— Aim —
Lines holding the string "digit" are the ones to copy; find them all in the data.

+++ Data supplied +++

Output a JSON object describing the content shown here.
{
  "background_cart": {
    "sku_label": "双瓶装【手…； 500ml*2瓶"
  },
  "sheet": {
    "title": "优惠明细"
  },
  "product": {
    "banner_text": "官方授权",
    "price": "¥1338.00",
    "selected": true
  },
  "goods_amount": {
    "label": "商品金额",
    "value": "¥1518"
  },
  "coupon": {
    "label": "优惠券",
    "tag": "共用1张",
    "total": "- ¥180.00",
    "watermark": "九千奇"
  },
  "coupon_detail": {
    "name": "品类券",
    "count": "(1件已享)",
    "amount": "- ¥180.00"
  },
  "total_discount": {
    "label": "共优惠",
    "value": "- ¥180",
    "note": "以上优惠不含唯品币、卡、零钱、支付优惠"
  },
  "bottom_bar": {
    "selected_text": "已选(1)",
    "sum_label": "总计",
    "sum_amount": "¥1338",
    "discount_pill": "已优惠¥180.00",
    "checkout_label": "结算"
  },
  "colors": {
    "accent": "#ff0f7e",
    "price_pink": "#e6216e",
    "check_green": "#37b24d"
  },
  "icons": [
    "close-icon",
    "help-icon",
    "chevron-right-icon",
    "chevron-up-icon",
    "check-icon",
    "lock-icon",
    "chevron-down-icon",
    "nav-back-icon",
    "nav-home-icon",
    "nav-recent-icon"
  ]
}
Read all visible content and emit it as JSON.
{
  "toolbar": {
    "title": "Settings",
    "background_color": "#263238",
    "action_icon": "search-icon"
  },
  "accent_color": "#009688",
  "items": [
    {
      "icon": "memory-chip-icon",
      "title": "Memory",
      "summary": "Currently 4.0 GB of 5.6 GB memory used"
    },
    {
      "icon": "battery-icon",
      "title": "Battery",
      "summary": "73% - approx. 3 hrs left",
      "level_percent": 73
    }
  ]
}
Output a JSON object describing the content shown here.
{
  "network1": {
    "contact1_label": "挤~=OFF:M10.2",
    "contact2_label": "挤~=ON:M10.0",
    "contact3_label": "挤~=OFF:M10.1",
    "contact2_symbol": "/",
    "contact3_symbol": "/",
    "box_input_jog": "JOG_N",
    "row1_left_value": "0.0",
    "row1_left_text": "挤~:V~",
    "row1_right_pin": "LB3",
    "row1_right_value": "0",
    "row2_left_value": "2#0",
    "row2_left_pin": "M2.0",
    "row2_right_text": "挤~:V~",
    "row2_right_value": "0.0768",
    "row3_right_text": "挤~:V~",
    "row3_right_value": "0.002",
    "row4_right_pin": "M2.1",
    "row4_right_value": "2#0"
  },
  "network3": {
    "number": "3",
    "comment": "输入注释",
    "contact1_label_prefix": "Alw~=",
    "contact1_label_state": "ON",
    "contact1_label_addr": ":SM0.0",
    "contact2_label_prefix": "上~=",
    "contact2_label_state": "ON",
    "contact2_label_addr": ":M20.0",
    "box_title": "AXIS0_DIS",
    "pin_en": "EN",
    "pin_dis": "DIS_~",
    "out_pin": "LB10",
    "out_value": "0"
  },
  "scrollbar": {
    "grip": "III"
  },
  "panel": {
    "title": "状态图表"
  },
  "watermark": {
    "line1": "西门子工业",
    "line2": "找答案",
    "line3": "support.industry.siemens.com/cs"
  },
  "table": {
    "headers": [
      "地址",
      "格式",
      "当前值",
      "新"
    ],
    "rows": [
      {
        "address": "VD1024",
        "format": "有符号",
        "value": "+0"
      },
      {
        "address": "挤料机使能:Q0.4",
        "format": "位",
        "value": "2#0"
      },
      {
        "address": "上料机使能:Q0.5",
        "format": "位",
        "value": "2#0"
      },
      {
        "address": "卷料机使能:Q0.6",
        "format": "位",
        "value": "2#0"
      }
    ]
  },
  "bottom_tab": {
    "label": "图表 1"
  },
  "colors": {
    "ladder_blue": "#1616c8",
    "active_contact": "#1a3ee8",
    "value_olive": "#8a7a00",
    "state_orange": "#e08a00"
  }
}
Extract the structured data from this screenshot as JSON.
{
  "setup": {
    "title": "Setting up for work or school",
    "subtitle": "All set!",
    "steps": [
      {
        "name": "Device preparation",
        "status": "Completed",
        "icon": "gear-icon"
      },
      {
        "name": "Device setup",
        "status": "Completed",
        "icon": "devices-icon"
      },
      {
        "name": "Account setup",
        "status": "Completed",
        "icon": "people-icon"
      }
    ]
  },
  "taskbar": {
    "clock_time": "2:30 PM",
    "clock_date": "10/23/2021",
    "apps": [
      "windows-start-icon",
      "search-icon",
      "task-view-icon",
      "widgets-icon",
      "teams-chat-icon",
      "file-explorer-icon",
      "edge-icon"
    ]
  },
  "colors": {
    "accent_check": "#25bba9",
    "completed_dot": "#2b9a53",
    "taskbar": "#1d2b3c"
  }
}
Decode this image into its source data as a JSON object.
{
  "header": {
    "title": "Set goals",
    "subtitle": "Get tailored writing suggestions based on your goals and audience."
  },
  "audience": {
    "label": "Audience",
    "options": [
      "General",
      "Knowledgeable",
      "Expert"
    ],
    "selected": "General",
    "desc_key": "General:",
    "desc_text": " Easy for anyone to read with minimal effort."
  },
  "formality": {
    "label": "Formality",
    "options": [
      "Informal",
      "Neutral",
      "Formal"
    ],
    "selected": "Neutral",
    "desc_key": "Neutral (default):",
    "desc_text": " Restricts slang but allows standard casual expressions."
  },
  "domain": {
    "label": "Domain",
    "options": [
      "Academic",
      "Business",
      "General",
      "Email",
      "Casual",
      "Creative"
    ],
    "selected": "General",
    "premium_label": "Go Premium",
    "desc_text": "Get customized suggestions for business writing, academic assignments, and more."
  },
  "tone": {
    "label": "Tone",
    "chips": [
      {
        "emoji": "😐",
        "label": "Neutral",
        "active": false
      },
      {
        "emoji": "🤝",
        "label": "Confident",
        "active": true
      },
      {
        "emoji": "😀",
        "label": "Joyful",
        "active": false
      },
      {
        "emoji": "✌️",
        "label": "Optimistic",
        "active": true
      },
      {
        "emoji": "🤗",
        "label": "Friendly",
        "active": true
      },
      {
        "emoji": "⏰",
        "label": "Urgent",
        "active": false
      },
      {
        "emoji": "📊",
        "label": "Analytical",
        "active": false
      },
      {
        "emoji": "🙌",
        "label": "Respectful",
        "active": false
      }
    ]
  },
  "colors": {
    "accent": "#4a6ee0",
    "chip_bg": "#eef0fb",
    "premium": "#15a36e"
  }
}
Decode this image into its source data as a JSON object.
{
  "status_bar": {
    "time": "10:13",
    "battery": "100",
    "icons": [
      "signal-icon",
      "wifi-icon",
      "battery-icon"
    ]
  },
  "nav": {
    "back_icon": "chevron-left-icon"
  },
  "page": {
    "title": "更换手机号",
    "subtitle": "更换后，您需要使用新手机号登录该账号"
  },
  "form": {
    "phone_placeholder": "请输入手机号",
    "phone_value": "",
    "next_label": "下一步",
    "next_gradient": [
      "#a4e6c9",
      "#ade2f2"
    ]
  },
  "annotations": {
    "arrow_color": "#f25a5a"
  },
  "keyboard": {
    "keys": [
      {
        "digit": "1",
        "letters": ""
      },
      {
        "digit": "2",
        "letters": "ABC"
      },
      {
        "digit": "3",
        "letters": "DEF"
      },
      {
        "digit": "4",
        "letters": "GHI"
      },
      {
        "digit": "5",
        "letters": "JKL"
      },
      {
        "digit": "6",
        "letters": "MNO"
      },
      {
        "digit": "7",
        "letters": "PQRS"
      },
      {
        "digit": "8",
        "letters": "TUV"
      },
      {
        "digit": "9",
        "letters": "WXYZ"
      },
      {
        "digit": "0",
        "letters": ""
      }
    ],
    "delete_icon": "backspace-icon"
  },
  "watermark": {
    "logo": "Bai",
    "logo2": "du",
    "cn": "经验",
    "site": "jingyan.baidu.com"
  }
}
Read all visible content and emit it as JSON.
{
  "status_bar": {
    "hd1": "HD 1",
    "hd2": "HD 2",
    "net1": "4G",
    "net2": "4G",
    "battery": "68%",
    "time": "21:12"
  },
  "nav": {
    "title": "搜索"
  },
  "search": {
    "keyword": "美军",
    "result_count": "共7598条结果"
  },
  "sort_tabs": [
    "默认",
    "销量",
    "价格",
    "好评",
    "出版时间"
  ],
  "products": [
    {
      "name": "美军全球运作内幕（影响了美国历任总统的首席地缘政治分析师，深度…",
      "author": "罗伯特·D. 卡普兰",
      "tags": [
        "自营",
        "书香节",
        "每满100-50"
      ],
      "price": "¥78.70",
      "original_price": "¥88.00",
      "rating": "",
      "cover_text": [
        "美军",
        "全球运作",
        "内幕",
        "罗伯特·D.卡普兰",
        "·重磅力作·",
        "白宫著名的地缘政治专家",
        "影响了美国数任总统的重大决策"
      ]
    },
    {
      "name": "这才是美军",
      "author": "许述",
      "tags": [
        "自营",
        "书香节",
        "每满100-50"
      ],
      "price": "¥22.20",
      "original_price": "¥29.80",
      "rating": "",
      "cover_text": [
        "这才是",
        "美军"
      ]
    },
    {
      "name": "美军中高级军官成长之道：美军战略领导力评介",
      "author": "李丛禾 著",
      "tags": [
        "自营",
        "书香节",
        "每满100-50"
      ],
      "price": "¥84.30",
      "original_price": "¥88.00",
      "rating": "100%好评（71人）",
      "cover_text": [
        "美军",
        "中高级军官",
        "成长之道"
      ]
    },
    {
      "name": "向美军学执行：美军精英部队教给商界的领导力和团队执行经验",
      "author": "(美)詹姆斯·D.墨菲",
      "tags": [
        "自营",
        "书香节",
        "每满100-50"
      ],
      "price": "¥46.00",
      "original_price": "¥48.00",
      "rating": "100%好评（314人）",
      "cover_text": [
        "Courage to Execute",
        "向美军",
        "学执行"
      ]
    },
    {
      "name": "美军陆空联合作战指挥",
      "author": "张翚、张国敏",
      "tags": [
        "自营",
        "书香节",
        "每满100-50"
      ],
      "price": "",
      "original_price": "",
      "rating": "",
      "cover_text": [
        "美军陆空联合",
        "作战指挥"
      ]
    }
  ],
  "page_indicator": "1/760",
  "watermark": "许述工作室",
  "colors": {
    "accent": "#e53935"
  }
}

+++

— Exercise answer —
        "digit": "1",
        "digit": "2",
        "digit": "3",
        "digit": "4",
        "digit": "5",
        "digit": "6",
        "digit": "7",
        "digit": "8",
        "digit": "9",
        "digit": "0",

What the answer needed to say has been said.